WRITTEN TASK: Return all the data, word for word.

+++ DATA EXCERPTS

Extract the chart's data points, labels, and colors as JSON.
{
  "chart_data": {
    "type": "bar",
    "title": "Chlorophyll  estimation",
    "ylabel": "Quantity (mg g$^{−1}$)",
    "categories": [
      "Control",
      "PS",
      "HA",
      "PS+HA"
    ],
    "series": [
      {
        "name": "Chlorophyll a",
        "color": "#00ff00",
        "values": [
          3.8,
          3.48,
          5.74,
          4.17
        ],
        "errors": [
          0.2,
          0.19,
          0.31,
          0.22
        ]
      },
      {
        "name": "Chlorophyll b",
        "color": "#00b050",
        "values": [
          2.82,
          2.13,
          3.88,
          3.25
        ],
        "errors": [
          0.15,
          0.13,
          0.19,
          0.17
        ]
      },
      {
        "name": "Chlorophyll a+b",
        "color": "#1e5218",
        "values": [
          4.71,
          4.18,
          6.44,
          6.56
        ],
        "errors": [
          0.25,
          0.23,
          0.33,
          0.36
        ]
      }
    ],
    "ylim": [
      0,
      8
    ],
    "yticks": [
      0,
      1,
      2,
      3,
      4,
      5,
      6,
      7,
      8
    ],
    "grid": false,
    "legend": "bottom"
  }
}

++++++

RESULT OF THE TASK:
Extract the chart's data points, labels, and colors as JSON.
{
  "chart_data": {
    "type": "bar",
    "title": "Chlorophyll  estimation",
    "ylabel": "Quantity (mg g$^{−1}$)",
    "categories": [
      "Control",
      "PS",
      "HA",
      "PS+HA"
    ],
    "series": [
      {
        "name": "Chlorophyll a",
        "color": "#00ff00",
        "values": [
          3.8,
          3.48,
          5.74,
          4.17
        ],
        "errors": [
          0.2,
          0.19,
          0.31,
          0.22
        ]
      },
      {
        "name": "Chlorophyll b",
        "color": "#00b050",
        "values": [
          2.82,
          2.13,
          3.88,
          3.25
        ],
        "errors": [
          0.15,
          0.13,
          0.19,
          0.17
        ]
      },
      {
        "name": "Chlorophyll a+b",
        "color": "#1e5218",
        "values": [
          4.71,
          4.18,
          6.44,
          6.56
        ],
        "errors": [
          0.25,
          0.23,
          0.33,
          0.36
        ]
      }
    ],
    "ylim": [
      0,
      8
    ],
    "yticks": [
      0,
      1,
      2,
      3,
      4,
      5,
      6,
      7,
      8
    ],
    "grid": false,
    "legend": "bottom"
  }
}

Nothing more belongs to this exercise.